* [Directive] Copy out the material from the line that contains "351, 806, 373]" through the line that contains "734, 806, 756]", both included, reproducing each line character for character.

* [Data lines]
━━━━━━━━━━

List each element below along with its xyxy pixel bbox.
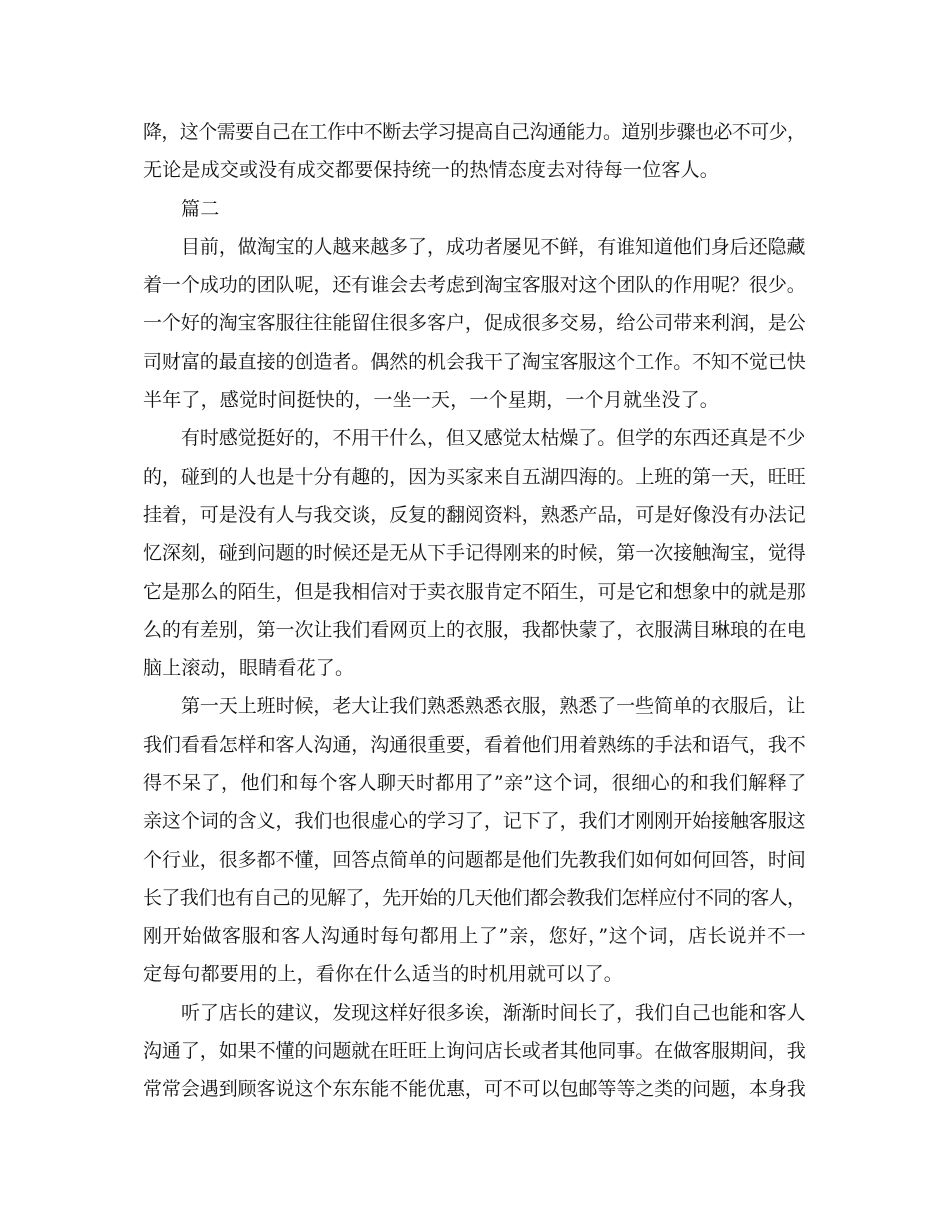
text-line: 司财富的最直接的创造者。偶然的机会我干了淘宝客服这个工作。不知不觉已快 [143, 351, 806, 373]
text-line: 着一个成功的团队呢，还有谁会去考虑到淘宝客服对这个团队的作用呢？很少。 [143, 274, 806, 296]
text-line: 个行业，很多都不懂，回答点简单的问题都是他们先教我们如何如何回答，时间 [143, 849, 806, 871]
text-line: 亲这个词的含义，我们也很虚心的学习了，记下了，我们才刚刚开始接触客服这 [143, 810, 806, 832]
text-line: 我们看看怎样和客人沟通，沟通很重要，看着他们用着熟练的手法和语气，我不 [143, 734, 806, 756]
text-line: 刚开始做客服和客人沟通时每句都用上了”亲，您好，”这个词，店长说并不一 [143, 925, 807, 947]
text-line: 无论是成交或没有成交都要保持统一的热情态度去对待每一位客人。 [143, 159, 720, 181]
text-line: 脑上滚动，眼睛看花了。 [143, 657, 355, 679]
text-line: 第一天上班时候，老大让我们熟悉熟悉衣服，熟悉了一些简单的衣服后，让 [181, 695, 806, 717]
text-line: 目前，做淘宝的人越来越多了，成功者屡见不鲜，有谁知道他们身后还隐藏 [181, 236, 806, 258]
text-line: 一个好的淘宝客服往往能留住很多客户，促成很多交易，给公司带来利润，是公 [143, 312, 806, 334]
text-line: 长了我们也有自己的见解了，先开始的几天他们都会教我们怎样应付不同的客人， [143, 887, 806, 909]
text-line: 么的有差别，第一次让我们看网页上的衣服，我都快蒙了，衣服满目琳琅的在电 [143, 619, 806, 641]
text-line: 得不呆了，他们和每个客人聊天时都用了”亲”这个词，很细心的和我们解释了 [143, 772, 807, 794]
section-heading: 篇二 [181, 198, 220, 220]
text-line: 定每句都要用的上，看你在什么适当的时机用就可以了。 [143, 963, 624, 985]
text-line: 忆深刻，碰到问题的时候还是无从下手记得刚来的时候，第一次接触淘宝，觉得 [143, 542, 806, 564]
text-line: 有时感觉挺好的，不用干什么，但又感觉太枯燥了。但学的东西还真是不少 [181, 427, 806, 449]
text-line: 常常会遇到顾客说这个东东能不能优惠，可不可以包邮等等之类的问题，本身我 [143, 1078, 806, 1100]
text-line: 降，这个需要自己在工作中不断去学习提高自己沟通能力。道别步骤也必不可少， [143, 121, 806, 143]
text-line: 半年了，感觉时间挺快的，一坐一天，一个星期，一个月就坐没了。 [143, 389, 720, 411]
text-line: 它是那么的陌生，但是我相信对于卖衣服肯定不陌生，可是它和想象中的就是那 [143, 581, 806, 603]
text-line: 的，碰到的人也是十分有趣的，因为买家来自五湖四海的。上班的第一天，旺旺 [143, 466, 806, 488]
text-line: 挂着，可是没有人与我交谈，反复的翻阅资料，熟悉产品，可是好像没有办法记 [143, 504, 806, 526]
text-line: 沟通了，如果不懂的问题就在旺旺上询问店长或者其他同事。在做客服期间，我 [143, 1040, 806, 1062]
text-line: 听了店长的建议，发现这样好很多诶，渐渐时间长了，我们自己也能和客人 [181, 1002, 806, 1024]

━━━━━━━━━━

* [Exercise response]
text-line: 司财富的最直接的创造者。偶然的机会我干了淘宝客服这个工作。不知不觉已快 [143, 351, 806, 373]
text-line: 着一个成功的团队呢，还有谁会去考虑到淘宝客服对这个团队的作用呢？很少。 [143, 274, 806, 296]
text-line: 个行业，很多都不懂，回答点简单的问题都是他们先教我们如何如何回答，时间 [143, 849, 806, 871]
text-line: 亲这个词的含义，我们也很虚心的学习了，记下了，我们才刚刚开始接触客服这 [143, 810, 806, 832]
text-line: 我们看看怎样和客人沟通，沟通很重要，看着他们用着熟练的手法和语气，我不 [143, 734, 806, 756]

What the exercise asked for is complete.